_TASK DIRECTIONS_
Locate and copy all lines bearing the word "thời".

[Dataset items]
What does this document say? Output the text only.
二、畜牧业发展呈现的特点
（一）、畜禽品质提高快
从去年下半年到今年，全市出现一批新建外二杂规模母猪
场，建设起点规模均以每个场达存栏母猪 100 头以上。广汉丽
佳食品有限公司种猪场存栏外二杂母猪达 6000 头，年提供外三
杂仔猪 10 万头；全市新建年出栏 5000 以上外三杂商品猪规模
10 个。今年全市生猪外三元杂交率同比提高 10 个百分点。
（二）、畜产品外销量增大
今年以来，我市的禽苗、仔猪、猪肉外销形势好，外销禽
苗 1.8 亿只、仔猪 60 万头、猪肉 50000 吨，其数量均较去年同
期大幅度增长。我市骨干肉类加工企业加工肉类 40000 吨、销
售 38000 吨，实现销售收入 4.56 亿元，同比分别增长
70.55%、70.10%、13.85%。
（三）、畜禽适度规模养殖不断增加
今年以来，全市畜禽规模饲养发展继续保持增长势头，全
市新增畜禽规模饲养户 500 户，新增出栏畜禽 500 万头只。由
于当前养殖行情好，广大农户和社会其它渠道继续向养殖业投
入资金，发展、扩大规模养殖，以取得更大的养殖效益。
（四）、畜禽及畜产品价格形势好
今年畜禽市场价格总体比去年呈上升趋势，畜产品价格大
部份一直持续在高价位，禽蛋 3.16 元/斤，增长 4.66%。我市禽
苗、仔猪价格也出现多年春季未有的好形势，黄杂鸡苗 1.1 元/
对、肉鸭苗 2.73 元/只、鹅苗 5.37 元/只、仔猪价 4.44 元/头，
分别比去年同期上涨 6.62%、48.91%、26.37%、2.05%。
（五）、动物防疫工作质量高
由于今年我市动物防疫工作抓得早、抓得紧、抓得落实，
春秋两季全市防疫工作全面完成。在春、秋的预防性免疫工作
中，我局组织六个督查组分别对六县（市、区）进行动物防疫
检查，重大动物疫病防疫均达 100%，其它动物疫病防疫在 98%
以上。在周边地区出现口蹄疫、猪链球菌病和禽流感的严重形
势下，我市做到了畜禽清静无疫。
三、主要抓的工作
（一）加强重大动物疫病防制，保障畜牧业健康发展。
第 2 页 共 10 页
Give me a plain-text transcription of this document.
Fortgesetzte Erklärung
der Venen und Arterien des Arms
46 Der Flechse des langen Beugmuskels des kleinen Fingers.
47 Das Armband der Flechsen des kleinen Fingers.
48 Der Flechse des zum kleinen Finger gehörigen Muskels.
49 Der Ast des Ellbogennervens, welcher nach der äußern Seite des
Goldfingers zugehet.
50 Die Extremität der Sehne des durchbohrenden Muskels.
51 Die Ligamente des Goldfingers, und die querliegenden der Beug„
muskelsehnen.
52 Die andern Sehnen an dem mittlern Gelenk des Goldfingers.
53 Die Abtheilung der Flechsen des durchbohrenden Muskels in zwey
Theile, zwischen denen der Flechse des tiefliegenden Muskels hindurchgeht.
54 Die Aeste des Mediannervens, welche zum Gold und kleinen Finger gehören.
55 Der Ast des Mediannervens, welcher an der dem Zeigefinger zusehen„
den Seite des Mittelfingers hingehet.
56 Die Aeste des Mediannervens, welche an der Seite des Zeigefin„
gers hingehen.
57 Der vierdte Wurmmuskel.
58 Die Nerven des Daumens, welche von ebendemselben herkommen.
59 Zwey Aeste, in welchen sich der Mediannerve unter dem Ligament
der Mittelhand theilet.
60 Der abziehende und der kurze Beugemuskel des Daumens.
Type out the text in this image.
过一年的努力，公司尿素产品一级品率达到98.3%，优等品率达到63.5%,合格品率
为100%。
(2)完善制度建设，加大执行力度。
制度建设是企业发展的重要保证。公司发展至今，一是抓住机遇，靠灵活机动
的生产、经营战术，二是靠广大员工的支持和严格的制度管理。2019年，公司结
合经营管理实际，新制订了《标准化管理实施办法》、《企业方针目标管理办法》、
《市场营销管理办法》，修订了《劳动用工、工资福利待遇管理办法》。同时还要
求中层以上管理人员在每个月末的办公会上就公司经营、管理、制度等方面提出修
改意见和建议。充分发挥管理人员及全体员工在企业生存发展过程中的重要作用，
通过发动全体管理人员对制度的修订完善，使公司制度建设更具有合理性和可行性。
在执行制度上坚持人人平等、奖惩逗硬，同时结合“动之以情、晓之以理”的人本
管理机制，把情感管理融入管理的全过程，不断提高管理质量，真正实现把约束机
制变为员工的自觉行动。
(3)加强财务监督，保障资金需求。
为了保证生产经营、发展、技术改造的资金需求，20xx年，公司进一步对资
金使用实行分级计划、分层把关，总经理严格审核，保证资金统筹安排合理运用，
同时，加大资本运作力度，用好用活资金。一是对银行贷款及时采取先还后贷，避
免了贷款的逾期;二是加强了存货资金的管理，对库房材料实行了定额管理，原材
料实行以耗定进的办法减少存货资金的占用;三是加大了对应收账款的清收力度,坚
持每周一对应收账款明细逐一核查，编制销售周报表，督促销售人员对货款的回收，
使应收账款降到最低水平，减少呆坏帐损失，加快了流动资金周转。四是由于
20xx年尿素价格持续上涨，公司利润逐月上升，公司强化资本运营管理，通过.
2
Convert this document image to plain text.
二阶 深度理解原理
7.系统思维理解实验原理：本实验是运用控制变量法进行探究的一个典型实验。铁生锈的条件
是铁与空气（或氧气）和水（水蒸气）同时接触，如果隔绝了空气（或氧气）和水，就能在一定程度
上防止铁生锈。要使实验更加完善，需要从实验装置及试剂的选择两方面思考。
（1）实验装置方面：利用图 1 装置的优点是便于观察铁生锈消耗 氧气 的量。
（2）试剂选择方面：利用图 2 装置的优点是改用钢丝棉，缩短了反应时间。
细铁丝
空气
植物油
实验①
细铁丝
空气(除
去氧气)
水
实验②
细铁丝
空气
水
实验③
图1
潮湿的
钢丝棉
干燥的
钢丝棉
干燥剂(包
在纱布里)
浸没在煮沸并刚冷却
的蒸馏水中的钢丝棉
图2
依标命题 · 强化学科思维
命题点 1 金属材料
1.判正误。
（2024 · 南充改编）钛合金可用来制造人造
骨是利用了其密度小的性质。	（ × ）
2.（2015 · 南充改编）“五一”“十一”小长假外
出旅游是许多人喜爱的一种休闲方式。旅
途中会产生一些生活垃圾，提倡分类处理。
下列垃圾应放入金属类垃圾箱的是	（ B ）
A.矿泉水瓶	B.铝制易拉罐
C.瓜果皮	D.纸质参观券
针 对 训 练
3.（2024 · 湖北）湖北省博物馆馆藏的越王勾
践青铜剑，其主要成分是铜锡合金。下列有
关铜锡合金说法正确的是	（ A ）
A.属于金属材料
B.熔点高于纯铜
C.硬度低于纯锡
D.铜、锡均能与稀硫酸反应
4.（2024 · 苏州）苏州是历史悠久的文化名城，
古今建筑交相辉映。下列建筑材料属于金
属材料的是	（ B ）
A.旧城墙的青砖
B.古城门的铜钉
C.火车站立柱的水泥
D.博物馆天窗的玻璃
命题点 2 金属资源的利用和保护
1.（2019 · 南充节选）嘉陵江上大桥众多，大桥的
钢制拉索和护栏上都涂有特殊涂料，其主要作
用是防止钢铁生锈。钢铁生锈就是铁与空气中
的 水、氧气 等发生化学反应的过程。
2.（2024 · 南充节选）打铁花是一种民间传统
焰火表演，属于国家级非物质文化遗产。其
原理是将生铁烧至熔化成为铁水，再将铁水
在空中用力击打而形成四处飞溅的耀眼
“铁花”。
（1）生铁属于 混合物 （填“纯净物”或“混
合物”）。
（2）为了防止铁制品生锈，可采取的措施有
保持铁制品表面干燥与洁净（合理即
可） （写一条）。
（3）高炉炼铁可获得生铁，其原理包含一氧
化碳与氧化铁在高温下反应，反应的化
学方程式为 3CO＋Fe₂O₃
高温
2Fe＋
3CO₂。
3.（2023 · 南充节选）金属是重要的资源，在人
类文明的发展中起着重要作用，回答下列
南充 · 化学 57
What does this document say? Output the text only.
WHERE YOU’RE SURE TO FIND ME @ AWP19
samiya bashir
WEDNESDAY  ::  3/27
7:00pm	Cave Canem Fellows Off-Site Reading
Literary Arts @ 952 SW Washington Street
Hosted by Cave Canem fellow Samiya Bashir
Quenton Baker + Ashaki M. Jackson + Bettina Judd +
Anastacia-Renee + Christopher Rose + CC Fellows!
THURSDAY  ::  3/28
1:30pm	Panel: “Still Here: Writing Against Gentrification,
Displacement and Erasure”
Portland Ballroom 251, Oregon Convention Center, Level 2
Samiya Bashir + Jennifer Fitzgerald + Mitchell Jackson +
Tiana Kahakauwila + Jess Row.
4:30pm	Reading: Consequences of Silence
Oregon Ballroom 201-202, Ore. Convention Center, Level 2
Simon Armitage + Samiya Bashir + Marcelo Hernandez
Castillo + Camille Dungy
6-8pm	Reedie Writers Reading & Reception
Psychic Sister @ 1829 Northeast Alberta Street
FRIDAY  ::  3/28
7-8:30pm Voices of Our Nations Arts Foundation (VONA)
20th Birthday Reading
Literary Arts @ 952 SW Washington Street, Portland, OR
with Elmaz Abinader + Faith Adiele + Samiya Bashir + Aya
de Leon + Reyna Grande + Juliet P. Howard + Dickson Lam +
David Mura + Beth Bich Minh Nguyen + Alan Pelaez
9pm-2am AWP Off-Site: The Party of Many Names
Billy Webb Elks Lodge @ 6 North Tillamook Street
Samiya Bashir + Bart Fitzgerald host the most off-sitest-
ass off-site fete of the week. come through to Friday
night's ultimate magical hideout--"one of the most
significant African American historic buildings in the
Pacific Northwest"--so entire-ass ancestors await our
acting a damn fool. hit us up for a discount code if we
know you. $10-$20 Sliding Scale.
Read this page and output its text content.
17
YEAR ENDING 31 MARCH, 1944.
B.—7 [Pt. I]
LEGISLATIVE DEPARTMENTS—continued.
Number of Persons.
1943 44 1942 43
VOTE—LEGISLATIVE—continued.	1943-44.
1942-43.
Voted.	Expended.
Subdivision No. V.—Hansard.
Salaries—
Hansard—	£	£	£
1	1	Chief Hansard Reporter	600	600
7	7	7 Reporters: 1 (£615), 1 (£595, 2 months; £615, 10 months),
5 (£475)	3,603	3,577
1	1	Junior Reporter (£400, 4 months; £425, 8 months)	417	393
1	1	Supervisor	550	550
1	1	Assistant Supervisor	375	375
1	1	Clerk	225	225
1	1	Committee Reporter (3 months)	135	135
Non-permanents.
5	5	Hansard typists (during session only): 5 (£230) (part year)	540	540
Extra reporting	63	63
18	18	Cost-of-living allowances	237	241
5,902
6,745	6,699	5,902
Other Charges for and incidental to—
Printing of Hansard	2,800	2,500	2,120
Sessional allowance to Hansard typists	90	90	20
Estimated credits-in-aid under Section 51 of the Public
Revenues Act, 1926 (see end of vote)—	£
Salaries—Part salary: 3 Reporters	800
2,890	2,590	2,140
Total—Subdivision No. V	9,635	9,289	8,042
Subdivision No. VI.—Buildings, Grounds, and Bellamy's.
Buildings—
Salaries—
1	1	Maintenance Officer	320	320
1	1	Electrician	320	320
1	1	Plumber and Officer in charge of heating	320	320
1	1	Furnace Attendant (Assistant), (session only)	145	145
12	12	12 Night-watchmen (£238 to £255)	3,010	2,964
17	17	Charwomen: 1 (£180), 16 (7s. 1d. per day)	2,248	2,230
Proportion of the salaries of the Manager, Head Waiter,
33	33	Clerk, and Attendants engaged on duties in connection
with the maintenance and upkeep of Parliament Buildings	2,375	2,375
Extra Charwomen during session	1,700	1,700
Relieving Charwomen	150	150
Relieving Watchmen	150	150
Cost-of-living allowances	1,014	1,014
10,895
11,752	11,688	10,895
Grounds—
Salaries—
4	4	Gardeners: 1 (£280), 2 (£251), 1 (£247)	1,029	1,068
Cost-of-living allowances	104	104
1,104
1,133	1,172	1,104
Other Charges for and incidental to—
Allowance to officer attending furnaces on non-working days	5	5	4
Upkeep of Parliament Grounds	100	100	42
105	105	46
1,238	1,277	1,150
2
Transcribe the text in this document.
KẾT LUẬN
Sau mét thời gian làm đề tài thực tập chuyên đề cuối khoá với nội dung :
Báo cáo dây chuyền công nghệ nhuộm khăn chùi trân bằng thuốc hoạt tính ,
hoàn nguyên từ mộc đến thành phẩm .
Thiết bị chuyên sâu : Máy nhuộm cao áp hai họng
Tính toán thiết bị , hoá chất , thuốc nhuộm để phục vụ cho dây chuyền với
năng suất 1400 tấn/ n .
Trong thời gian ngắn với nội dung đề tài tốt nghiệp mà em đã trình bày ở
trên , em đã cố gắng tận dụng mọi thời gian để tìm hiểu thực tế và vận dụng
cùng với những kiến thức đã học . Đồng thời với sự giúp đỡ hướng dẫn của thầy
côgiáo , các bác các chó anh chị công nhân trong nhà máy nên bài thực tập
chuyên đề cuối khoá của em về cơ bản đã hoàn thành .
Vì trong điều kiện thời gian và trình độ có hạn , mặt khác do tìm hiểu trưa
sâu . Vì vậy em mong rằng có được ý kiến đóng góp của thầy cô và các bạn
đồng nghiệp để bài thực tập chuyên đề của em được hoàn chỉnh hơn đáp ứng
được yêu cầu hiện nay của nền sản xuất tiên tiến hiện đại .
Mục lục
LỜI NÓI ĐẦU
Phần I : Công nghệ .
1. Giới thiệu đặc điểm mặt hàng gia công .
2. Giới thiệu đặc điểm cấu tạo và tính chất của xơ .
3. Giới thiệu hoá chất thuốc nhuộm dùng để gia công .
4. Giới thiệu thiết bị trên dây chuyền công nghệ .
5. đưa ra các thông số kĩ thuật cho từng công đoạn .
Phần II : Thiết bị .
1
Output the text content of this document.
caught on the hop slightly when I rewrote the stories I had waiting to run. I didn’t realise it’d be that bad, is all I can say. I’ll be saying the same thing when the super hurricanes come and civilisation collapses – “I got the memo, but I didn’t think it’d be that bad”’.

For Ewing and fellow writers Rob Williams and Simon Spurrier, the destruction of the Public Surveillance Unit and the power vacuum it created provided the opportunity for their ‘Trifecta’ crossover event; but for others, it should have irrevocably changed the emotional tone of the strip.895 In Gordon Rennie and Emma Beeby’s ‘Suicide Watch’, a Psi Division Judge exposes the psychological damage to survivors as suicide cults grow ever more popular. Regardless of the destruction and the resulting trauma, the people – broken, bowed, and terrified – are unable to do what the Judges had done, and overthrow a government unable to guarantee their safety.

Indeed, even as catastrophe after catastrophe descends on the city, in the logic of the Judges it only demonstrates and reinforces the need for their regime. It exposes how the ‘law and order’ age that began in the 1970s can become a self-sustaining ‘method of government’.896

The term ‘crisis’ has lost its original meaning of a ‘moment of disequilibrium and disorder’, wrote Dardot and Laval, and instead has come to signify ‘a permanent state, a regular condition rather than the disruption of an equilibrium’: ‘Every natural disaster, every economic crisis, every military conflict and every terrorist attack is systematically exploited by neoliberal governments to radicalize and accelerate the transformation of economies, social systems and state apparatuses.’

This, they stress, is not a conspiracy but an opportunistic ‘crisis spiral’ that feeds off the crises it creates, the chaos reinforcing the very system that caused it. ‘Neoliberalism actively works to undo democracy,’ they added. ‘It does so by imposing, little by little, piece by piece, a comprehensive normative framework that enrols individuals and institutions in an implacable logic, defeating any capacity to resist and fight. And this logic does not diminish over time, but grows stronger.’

_ANSWER TO THE EXERCISE_
Sau mét thời gian làm đề tài thực tập chuyên đề cuối khoá với nội dung :
Trong thời gian ngắn với nội dung đề tài tốt nghiệp mà em đã trình bày ở
trên , em đã cố gắng tận dụng mọi thời gian để tìm hiểu thực tế và vận dụng
cùng với những kiến thức đã học . Đồng thời với sự giúp đỡ hướng dẫn của thầy
Vì trong điều kiện thời gian và trình độ có hạn , mặt khác do tìm hiểu trưa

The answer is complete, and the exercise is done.